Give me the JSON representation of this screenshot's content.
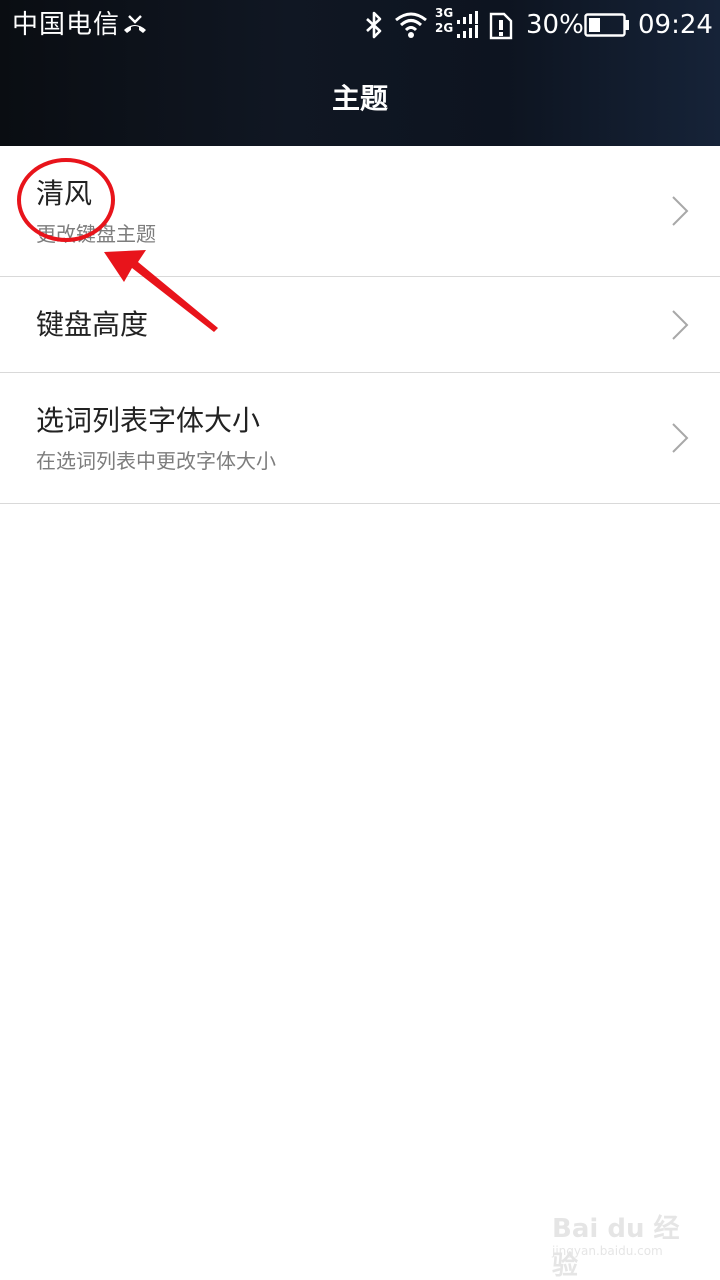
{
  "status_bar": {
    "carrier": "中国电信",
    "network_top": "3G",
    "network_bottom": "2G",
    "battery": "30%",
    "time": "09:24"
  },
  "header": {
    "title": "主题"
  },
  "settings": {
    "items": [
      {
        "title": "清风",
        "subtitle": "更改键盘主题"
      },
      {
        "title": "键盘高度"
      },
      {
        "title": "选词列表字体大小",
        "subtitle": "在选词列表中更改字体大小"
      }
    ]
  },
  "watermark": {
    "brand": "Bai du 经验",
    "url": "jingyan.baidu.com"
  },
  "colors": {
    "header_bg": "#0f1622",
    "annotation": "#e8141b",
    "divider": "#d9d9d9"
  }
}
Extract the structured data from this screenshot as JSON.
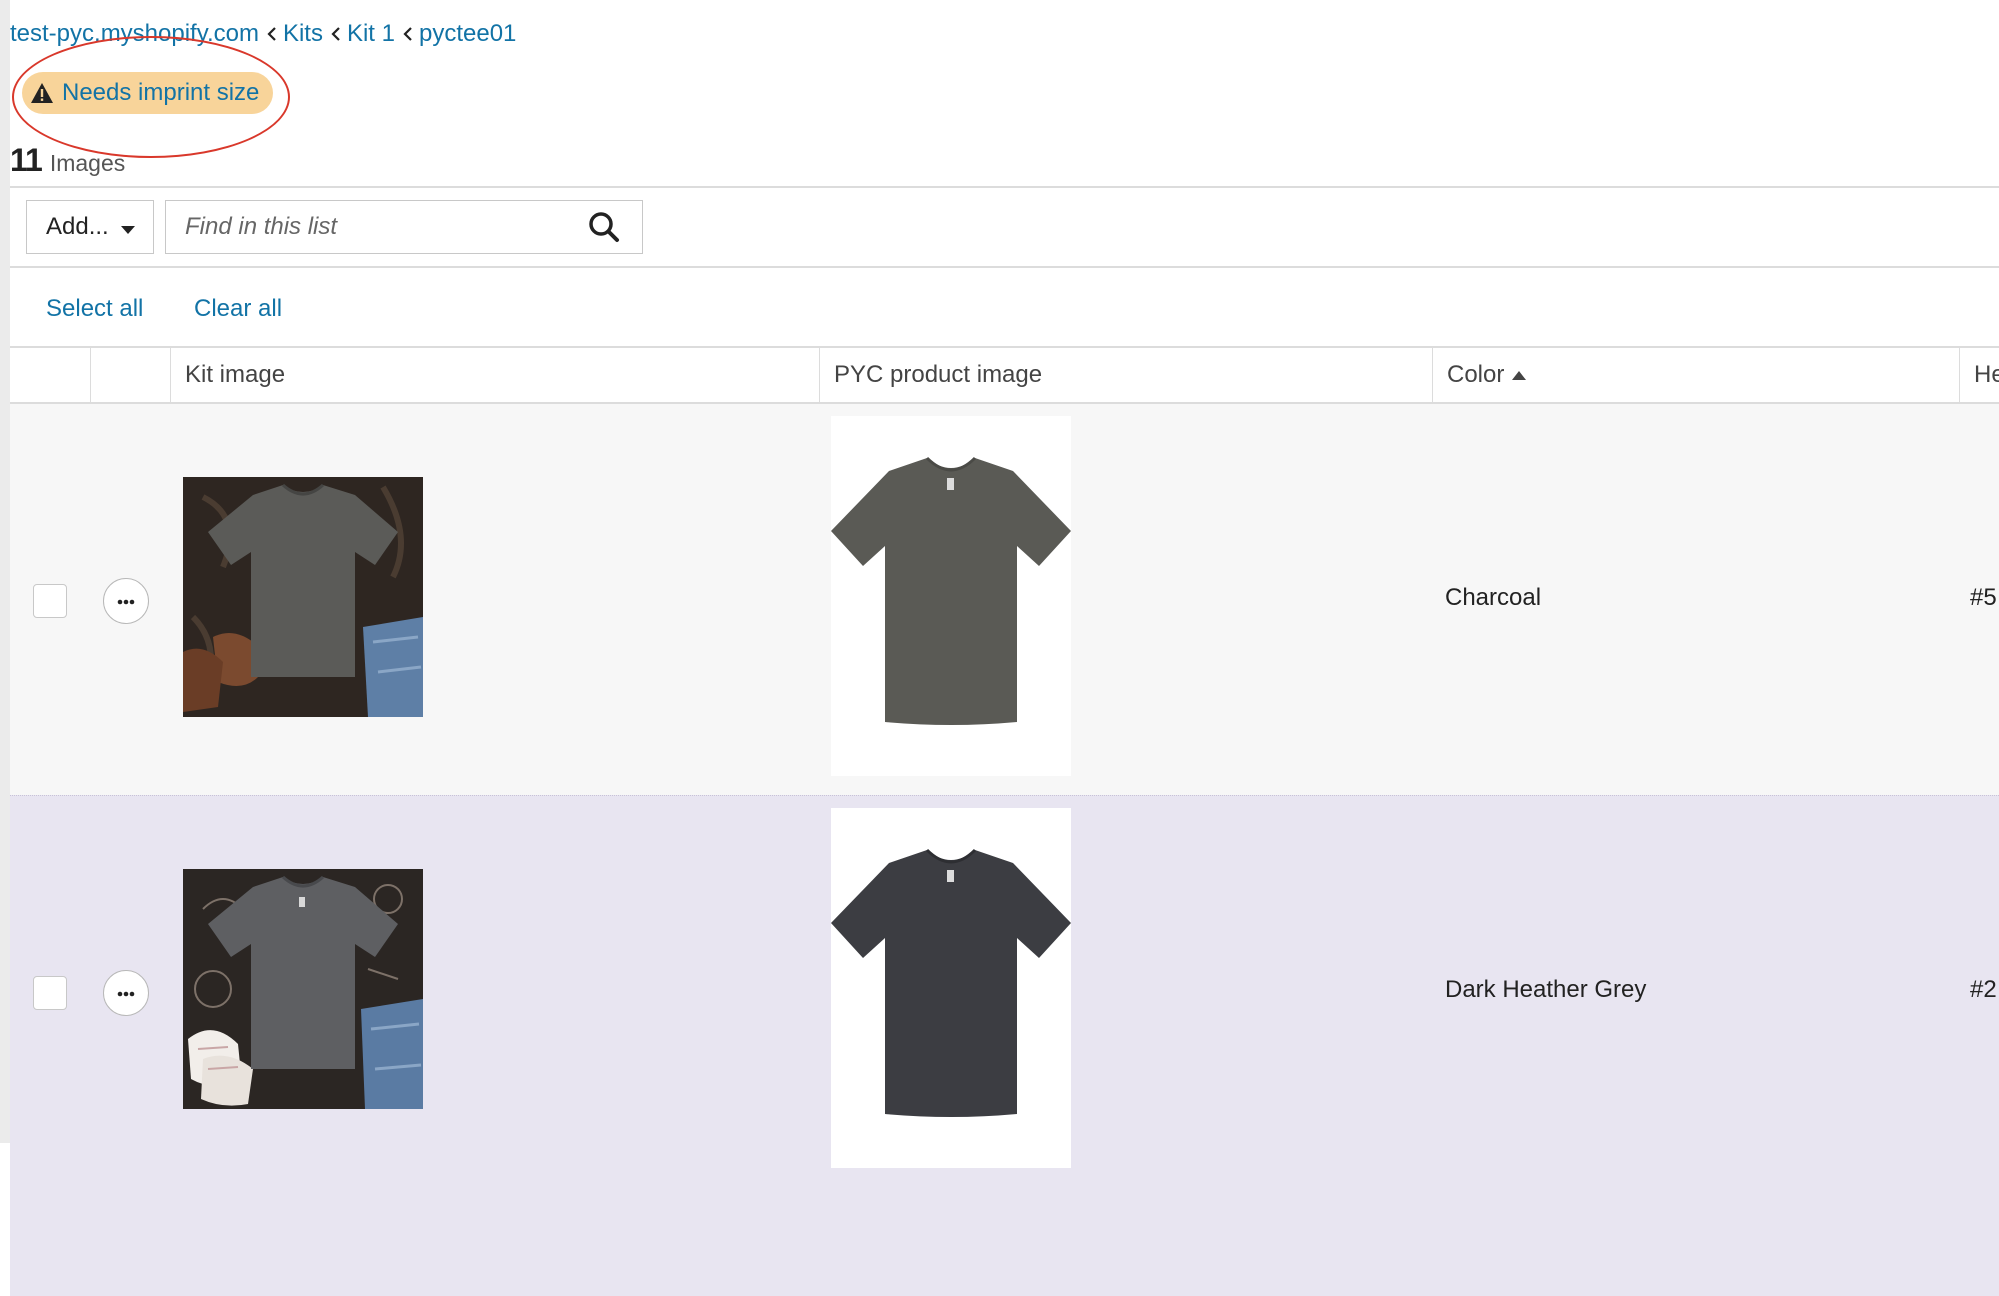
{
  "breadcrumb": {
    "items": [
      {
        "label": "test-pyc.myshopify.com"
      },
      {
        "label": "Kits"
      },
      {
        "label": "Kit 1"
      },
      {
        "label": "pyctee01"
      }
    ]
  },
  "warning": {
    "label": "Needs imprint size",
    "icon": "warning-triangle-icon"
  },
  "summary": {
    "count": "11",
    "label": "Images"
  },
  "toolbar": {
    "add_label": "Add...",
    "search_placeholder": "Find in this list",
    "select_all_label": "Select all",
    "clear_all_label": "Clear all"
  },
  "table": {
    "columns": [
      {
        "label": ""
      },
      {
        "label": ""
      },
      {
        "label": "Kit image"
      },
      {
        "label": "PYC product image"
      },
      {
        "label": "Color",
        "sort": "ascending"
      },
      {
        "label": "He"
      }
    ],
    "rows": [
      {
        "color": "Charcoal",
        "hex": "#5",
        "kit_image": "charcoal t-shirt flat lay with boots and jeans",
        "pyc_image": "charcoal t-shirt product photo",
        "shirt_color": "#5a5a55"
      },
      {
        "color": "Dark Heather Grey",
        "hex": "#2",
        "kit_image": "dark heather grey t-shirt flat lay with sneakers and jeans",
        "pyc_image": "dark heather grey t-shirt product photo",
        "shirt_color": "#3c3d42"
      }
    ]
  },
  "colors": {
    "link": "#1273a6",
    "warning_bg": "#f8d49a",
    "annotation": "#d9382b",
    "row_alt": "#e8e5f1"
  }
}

REQUIRED WORK. Report back each line of the entries that holds the string "with".

ANSWER TO THIS EXERCISE.
        "kit_image": "charcoal t-shirt flat lay with boots and jeans",
        "kit_image": "dark heather grey t-shirt flat lay with sneakers and jeans",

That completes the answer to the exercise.